■ Exercise aim ■
Determine how many lines contain the string "trades", then reply with that figure only.

■ Exercise materials ■
* start *

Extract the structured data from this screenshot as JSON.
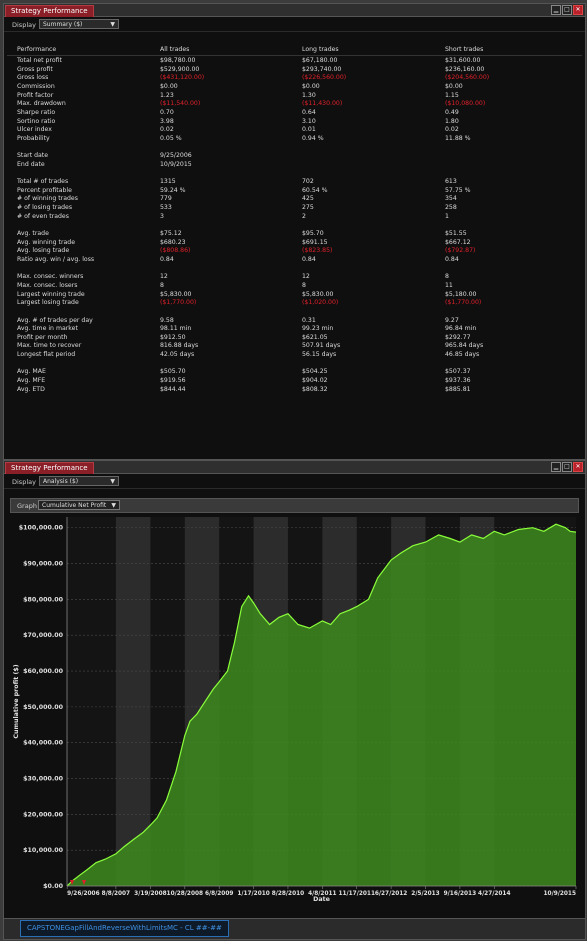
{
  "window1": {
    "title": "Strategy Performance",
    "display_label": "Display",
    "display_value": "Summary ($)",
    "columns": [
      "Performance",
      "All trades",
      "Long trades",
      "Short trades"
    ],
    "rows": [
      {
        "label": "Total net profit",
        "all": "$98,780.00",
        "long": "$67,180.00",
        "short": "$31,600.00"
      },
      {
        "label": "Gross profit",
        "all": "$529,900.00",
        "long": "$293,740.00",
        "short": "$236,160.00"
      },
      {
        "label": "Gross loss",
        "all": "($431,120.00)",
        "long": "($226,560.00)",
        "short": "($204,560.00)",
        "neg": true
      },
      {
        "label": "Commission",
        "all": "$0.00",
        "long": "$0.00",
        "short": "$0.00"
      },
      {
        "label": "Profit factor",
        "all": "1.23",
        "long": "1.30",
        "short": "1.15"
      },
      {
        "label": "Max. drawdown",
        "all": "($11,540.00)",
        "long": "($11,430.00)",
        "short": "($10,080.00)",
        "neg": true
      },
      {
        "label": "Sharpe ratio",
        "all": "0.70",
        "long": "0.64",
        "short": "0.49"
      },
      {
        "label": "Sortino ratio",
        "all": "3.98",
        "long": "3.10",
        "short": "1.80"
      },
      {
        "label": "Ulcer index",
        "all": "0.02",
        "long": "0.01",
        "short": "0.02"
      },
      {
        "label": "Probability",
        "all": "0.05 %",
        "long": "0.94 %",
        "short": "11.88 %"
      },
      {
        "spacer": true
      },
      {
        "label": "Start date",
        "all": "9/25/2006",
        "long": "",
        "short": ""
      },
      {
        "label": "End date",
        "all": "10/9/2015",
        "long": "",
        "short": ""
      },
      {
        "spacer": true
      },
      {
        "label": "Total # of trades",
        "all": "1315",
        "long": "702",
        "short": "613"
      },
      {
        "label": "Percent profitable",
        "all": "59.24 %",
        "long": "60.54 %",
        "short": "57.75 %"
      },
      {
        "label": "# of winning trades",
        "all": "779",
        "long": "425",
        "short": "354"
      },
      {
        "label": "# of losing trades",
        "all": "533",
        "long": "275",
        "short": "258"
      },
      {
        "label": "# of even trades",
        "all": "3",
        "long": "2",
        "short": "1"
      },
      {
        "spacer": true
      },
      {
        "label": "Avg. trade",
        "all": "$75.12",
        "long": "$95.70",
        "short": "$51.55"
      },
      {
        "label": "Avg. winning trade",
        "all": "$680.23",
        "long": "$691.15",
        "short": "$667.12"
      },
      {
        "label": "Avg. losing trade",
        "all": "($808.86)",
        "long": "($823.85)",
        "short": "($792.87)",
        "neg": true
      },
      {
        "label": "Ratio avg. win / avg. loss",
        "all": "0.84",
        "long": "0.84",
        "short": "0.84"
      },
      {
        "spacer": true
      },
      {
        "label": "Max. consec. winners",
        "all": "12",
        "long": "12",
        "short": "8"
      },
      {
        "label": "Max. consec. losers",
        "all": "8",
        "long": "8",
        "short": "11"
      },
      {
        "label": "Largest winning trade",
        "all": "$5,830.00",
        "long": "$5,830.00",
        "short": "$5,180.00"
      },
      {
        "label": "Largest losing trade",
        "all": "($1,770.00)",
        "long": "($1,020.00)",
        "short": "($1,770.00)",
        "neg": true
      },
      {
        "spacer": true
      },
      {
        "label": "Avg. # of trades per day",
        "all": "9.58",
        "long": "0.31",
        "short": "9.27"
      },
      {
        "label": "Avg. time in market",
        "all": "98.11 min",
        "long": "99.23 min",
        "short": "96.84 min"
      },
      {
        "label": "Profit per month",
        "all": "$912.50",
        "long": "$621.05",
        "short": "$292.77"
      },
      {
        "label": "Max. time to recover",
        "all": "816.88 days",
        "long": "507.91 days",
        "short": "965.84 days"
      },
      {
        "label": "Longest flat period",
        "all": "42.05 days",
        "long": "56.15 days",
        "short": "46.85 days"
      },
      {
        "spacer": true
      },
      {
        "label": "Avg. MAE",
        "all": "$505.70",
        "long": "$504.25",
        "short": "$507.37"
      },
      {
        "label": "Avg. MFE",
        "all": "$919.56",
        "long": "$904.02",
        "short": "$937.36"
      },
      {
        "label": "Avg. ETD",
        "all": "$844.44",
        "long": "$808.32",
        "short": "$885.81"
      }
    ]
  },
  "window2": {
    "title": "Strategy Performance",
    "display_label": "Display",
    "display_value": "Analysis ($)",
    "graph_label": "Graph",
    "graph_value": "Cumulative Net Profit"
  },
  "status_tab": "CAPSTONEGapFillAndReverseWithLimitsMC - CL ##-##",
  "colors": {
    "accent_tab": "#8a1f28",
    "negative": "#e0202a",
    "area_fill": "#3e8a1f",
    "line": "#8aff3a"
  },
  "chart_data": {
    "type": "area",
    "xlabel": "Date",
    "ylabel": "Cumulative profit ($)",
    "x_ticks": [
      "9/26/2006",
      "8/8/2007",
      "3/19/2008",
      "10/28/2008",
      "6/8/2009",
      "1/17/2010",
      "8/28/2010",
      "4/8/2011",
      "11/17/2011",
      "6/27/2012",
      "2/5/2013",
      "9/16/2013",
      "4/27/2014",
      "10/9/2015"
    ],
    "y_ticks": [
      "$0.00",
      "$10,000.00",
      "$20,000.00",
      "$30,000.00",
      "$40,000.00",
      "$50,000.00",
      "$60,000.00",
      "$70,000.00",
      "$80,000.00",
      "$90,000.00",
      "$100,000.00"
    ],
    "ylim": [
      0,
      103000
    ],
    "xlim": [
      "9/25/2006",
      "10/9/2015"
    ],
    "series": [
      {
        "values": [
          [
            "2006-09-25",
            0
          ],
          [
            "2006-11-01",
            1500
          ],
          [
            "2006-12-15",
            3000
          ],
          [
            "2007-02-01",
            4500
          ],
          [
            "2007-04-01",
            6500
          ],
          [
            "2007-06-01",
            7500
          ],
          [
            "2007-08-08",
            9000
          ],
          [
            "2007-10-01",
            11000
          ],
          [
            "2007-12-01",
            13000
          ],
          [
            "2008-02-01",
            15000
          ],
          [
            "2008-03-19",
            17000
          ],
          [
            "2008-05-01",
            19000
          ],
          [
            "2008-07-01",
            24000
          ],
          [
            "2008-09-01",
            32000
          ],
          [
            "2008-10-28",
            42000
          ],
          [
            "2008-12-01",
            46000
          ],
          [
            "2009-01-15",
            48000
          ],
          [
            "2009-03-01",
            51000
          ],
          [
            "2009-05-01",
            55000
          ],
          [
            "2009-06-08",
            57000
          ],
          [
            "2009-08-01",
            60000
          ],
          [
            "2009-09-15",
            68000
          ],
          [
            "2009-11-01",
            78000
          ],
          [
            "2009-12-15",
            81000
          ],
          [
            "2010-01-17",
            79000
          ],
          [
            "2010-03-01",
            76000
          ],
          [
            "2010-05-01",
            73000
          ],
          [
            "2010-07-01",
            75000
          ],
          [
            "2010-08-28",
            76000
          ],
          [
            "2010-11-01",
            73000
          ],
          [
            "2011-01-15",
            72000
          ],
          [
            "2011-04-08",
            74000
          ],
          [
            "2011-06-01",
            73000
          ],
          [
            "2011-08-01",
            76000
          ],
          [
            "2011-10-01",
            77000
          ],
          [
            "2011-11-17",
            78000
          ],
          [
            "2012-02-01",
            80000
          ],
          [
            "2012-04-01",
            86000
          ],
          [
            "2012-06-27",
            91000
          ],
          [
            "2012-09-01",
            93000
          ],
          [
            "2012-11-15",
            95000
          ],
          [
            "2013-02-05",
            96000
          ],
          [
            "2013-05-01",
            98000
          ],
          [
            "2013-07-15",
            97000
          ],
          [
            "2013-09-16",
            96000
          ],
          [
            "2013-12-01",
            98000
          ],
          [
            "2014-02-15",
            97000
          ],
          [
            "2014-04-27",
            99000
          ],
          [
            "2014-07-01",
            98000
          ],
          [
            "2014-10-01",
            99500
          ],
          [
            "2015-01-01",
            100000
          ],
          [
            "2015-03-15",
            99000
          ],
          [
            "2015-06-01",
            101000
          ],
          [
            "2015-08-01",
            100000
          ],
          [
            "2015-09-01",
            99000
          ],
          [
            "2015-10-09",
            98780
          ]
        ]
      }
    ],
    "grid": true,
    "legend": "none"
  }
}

* end *

■ Answer for the task ■
8